What needs to be done
Tally how many lines include "content". The number is the whole answer.

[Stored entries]
▬▬▬▬▬▬▬▬▬▬

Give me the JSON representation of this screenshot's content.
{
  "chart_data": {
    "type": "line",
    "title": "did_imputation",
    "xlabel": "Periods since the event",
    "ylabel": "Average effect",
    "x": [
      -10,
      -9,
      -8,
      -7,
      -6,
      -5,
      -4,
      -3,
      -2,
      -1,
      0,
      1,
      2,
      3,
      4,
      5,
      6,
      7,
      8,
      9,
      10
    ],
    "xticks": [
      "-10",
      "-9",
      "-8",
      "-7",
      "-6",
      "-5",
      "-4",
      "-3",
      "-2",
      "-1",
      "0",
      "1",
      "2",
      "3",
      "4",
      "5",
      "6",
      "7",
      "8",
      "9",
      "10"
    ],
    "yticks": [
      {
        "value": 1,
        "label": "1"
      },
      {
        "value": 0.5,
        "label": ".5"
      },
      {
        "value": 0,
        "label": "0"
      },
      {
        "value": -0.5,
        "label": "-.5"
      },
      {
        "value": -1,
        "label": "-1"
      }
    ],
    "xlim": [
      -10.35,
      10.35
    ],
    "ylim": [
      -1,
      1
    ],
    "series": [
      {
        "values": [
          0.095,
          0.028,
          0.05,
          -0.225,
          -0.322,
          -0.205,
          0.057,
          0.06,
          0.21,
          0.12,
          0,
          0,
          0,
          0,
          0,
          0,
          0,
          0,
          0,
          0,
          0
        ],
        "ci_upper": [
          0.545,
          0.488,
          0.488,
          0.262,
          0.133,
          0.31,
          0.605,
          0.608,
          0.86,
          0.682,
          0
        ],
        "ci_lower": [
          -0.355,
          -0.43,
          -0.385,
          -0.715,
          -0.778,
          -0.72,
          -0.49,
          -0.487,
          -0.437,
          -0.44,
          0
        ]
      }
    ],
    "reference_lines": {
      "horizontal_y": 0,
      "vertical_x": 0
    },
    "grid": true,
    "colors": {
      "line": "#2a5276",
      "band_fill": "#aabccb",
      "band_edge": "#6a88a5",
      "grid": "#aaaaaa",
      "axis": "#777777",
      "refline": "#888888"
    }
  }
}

▬▬▬▬▬▬▬▬▬▬

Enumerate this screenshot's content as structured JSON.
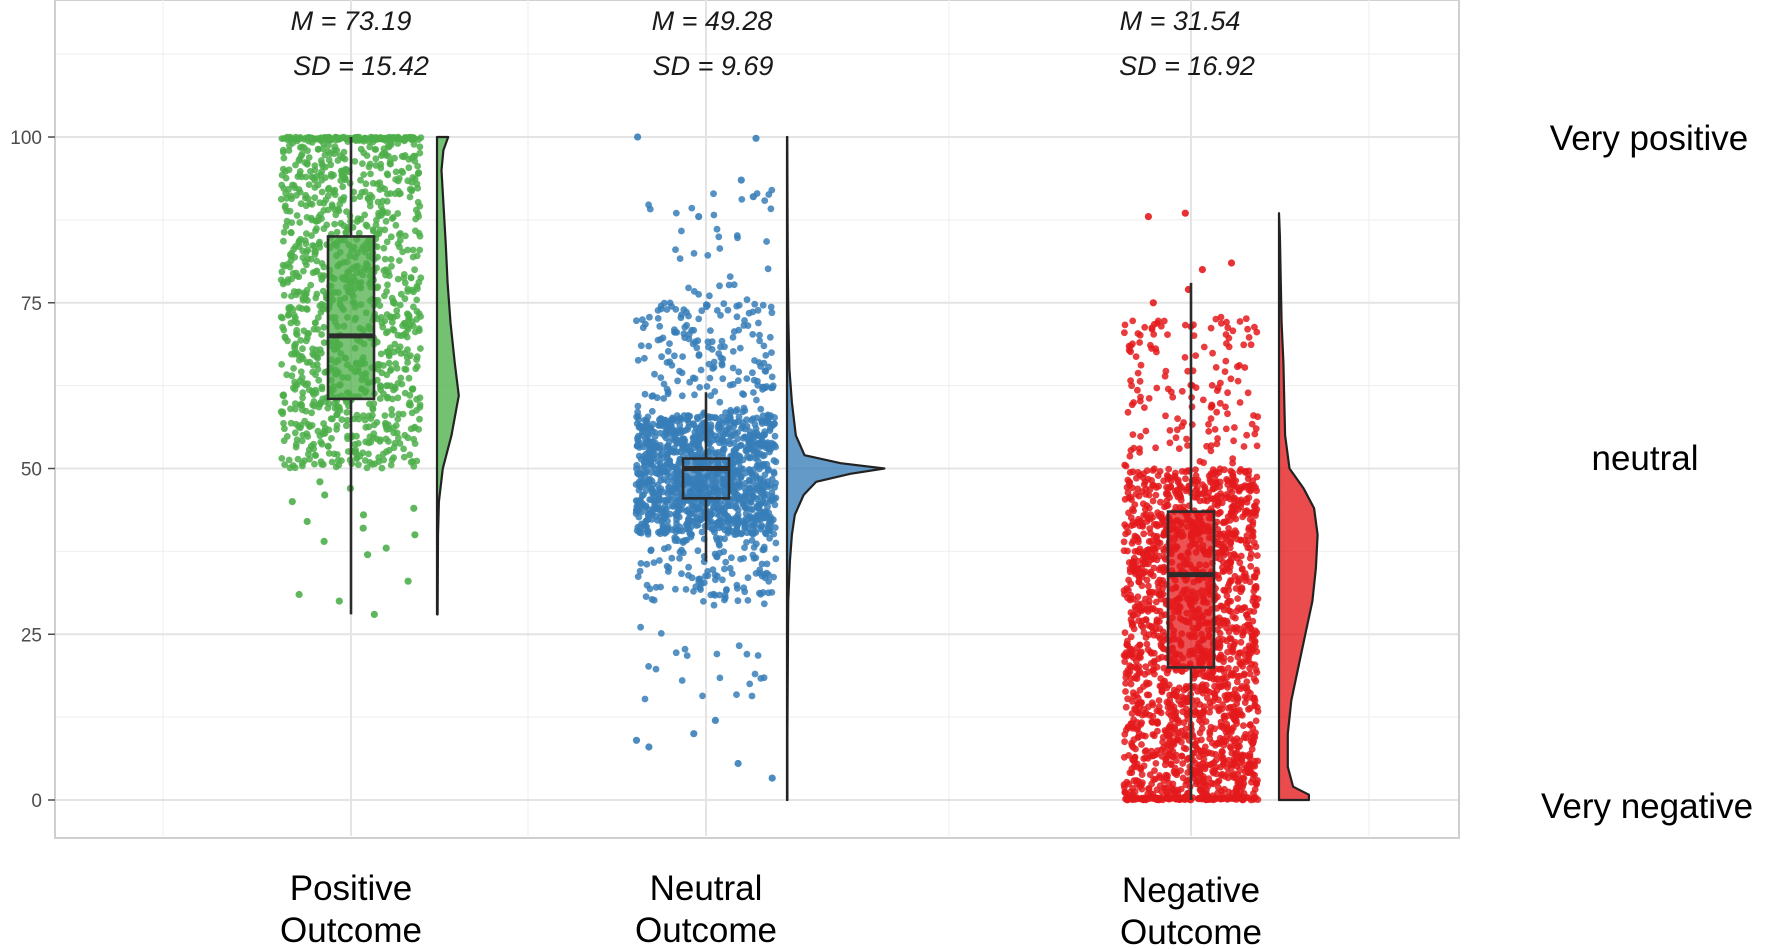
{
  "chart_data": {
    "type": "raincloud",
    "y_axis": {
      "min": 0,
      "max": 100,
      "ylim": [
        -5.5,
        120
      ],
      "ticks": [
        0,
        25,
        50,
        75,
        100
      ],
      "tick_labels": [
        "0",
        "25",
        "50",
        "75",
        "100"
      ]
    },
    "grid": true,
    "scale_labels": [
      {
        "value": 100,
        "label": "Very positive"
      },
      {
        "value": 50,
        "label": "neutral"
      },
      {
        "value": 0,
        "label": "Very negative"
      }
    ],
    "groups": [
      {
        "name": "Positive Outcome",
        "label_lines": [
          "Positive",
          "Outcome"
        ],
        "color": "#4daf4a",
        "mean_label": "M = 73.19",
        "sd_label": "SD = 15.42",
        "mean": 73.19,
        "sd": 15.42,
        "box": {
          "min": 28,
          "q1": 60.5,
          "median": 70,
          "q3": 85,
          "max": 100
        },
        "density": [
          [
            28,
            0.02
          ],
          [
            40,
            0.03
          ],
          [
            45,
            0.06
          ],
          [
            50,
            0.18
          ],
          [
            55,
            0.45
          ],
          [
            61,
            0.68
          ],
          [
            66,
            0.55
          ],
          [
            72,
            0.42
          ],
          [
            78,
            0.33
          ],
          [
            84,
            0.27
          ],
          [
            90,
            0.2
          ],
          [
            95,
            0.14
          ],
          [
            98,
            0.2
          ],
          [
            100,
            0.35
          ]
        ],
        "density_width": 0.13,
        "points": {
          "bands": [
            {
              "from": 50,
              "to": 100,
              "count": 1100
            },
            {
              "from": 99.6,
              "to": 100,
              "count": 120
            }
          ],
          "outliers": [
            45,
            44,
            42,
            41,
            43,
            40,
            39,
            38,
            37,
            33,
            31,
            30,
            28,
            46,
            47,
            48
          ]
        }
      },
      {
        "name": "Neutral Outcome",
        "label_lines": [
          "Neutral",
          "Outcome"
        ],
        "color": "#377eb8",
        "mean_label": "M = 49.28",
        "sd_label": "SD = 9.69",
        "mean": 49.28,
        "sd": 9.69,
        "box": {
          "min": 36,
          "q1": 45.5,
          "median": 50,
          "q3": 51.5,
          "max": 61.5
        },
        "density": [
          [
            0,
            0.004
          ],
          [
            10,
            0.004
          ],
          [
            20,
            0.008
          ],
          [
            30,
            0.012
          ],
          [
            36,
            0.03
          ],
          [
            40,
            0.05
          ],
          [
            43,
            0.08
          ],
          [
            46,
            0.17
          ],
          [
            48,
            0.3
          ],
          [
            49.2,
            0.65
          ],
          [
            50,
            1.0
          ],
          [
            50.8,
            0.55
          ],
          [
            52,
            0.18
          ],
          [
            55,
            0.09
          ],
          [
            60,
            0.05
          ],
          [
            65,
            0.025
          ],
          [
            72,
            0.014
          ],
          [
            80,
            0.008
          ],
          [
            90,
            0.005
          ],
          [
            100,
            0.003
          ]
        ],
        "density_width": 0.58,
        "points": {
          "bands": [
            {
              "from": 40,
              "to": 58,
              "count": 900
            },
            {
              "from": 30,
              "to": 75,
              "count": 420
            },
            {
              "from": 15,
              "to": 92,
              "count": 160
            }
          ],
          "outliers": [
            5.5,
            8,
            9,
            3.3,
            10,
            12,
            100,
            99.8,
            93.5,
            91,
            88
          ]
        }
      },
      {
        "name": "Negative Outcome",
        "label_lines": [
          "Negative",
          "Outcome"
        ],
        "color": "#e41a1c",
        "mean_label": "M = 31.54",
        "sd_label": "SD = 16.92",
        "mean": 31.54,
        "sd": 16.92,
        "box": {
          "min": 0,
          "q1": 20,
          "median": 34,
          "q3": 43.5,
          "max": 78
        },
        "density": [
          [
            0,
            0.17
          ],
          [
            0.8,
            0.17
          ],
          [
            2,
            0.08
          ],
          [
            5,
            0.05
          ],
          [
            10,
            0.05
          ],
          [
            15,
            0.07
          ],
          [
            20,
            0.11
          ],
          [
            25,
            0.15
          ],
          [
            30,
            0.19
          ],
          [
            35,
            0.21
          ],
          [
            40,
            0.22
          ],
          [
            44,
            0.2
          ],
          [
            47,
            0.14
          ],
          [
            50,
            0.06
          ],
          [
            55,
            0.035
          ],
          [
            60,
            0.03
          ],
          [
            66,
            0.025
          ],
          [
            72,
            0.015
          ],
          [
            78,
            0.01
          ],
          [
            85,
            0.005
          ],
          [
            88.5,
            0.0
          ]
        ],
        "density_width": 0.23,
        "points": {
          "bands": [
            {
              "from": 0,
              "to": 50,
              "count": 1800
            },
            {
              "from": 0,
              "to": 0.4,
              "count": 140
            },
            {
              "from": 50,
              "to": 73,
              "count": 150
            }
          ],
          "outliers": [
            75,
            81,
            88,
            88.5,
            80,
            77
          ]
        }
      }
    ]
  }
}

▬▬▬▬▬▬▬▬▬▬

Task response
2